> **INSTRUCTION**: Exactly as they appear, output all of the entries.

[START DATA RECORDS]

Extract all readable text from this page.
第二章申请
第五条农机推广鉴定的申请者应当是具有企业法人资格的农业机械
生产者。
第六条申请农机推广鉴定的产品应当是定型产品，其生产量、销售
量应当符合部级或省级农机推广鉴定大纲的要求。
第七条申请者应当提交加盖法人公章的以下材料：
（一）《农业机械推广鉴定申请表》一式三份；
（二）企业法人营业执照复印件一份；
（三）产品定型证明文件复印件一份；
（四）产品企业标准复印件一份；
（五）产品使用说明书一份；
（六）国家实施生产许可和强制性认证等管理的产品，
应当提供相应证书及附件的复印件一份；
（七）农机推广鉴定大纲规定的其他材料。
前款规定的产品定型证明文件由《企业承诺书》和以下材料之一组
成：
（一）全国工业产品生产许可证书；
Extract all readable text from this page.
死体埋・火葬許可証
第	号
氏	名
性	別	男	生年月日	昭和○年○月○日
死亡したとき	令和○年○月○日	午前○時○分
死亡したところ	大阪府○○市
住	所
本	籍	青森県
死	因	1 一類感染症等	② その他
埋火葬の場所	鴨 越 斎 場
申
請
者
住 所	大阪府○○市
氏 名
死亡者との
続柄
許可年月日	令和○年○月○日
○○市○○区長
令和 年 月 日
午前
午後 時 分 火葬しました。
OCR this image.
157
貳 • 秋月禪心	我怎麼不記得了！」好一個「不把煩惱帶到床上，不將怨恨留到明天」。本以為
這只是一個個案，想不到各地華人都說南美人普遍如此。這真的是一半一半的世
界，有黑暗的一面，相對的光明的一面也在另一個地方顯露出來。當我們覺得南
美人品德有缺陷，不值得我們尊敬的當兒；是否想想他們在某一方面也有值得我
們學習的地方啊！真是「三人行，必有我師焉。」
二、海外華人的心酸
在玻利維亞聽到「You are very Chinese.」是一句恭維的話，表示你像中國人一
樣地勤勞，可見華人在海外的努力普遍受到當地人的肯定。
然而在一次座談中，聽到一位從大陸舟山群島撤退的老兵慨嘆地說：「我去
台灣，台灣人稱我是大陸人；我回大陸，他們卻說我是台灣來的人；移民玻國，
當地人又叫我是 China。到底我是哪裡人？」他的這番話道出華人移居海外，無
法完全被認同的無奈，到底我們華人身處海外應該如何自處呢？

[END DATA RECORDS]

> **RESPONSE FOR THIS EXERCISE**:
Extract all readable text from this page.
第二章申请
第五条农机推广鉴定的申请者应当是具有企业法人资格的农业机械
生产者。
第六条申请农机推广鉴定的产品应当是定型产品，其生产量、销售
量应当符合部级或省级农机推广鉴定大纲的要求。
第七条申请者应当提交加盖法人公章的以下材料：
（一）《农业机械推广鉴定申请表》一式三份；
（二）企业法人营业执照复印件一份；
（三）产品定型证明文件复印件一份；
（四）产品企业标准复印件一份；
（五）产品使用说明书一份；
（六）国家实施生产许可和强制性认证等管理的产品，
应当提供相应证书及附件的复印件一份；
（七）农机推广鉴定大纲规定的其他材料。
前款规定的产品定型证明文件由《企业承诺书》和以下材料之一组
成：
（一）全国工业产品生产许可证书；
Extract all readable text from this page.
死体埋・火葬許可証
第	号
氏	名
性	別	男	生年月日	昭和○年○月○日
死亡したとき	令和○年○月○日	午前○時○分
死亡したところ	大阪府○○市
住	所
本	籍	青森県
死	因	1 一類感染症等	② その他
埋火葬の場所	鴨 越 斎 場
申
請
者
住 所	大阪府○○市
氏 名
死亡者との
続柄
許可年月日	令和○年○月○日
○○市○○区長
令和 年 月 日
午前
午後 時 分 火葬しました。
OCR this image.
157
貳 • 秋月禪心	我怎麼不記得了！」好一個「不把煩惱帶到床上，不將怨恨留到明天」。本以為
這只是一個個案，想不到各地華人都說南美人普遍如此。這真的是一半一半的世
界，有黑暗的一面，相對的光明的一面也在另一個地方顯露出來。當我們覺得南
美人品德有缺陷，不值得我們尊敬的當兒；是否想想他們在某一方面也有值得我
們學習的地方啊！真是「三人行，必有我師焉。」
二、海外華人的心酸
在玻利維亞聽到「You are very Chinese.」是一句恭維的話，表示你像中國人一
樣地勤勞，可見華人在海外的努力普遍受到當地人的肯定。
然而在一次座談中，聽到一位從大陸舟山群島撤退的老兵慨嘆地說：「我去
台灣，台灣人稱我是大陸人；我回大陸，他們卻說我是台灣來的人；移民玻國，
當地人又叫我是 China。到底我是哪裡人？」他的這番話道出華人移居海外，無
法完全被認同的無奈，到底我們華人身處海外應該如何自處呢？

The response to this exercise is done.